## Start LISTED RECORDS

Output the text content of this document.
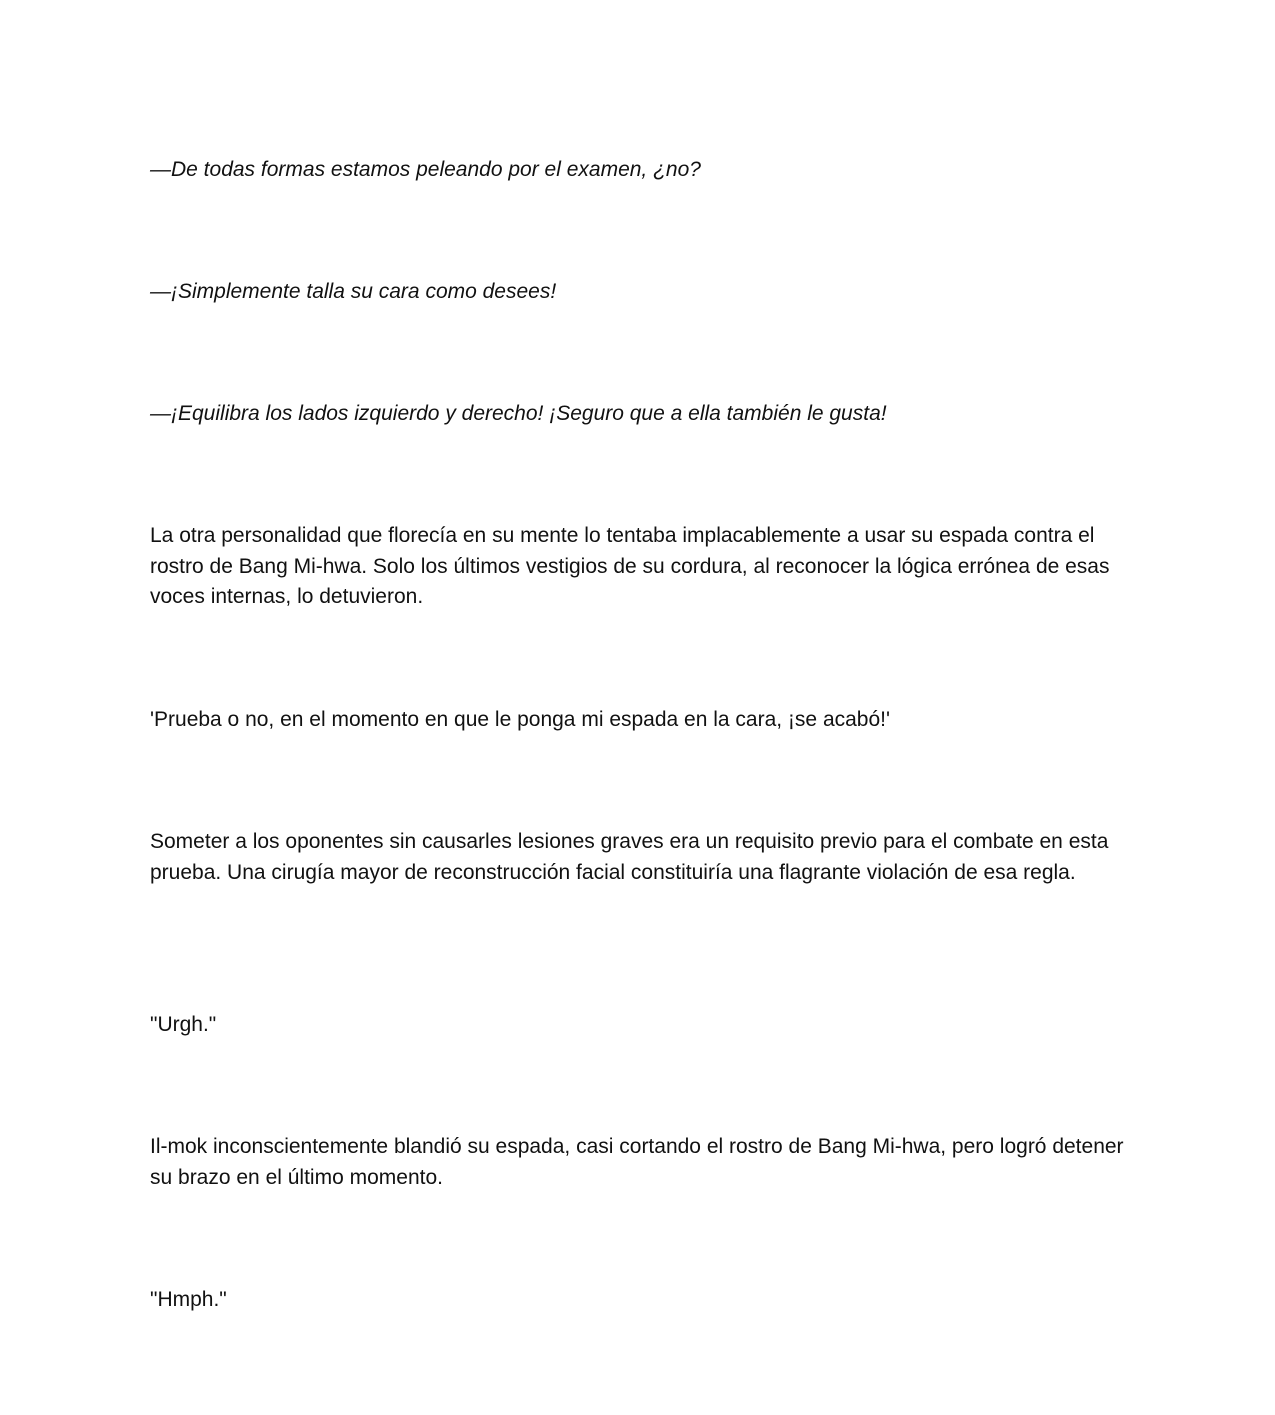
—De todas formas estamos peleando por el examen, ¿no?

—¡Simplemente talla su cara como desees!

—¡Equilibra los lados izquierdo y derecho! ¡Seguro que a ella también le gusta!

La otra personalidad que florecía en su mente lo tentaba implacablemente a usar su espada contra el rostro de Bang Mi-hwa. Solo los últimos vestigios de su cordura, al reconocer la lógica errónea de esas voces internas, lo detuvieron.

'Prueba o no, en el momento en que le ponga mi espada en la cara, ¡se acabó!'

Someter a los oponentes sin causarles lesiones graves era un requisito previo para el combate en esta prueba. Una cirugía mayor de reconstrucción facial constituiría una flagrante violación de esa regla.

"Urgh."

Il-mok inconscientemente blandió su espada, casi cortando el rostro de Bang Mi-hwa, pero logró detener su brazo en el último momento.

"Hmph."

## End LISTED RECORDS

▶ _EXERCISE REQUIREMENTS_
Above are records with pictures; repeat the records exactly and leave the pictures out.

▶ _EXERCISE SOLUTION_
Output the text content of this document.
—De todas formas estamos peleando por el examen, ¿no?

—¡Simplemente talla su cara como desees!

—¡Equilibra los lados izquierdo y derecho! ¡Seguro que a ella también le gusta!

La otra personalidad que florecía en su mente lo tentaba implacablemente a usar su espada contra el rostro de Bang Mi-hwa. Solo los últimos vestigios de su cordura, al reconocer la lógica errónea de esas voces internas, lo detuvieron.

'Prueba o no, en el momento en que le ponga mi espada en la cara, ¡se acabó!'

Someter a los oponentes sin causarles lesiones graves era un requisito previo para el combate en esta prueba. Una cirugía mayor de reconstrucción facial constituiría una flagrante violación de esa regla.

"Urgh."

Il-mok inconscientemente blandió su espada, casi cortando el rostro de Bang Mi-hwa, pero logró detener su brazo en el último momento.

"Hmph."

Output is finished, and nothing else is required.